Set task.
Copy out all of the material, matching it word for word.

Collected data:
|---|

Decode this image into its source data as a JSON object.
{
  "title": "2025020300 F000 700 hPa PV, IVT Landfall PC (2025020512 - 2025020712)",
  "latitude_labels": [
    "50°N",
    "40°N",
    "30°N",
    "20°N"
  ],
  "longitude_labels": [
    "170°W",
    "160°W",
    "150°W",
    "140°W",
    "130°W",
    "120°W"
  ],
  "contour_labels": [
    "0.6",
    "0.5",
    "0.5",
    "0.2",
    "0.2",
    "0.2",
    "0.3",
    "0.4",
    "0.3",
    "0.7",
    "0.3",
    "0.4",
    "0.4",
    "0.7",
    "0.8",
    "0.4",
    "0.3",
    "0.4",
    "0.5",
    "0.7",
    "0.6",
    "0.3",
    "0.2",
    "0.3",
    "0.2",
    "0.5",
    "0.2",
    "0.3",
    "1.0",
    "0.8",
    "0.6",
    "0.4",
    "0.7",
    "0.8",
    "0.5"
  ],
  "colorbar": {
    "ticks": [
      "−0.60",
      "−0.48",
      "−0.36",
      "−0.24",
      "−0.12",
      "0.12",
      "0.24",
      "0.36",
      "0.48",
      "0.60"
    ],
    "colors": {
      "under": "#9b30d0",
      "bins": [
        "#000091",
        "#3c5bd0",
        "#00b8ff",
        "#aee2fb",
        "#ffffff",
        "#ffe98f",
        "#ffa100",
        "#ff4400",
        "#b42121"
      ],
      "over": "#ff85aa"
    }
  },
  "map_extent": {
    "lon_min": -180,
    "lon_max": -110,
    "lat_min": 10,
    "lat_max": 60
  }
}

|---|

The output.
Decode this image into its source data as a JSON object.
{
  "title": "2025020300 F000 700 hPa PV, IVT Landfall PC (2025020512 - 2025020712)",
  "latitude_labels": [
    "50°N",
    "40°N",
    "30°N",
    "20°N"
  ],
  "longitude_labels": [
    "170°W",
    "160°W",
    "150°W",
    "140°W",
    "130°W",
    "120°W"
  ],
  "contour_labels": [
    "0.6",
    "0.5",
    "0.5",
    "0.2",
    "0.2",
    "0.2",
    "0.3",
    "0.4",
    "0.3",
    "0.7",
    "0.3",
    "0.4",
    "0.4",
    "0.7",
    "0.8",
    "0.4",
    "0.3",
    "0.4",
    "0.5",
    "0.7",
    "0.6",
    "0.3",
    "0.2",
    "0.3",
    "0.2",
    "0.5",
    "0.2",
    "0.3",
    "1.0",
    "0.8",
    "0.6",
    "0.4",
    "0.7",
    "0.8",
    "0.5"
  ],
  "colorbar": {
    "ticks": [
      "−0.60",
      "−0.48",
      "−0.36",
      "−0.24",
      "−0.12",
      "0.12",
      "0.24",
      "0.36",
      "0.48",
      "0.60"
    ],
    "colors": {
      "under": "#9b30d0",
      "bins": [
        "#000091",
        "#3c5bd0",
        "#00b8ff",
        "#aee2fb",
        "#ffffff",
        "#ffe98f",
        "#ffa100",
        "#ff4400",
        "#b42121"
      ],
      "over": "#ff85aa"
    }
  },
  "map_extent": {
    "lon_min": -180,
    "lon_max": -110,
    "lat_min": 10,
    "lat_max": 60
  }
}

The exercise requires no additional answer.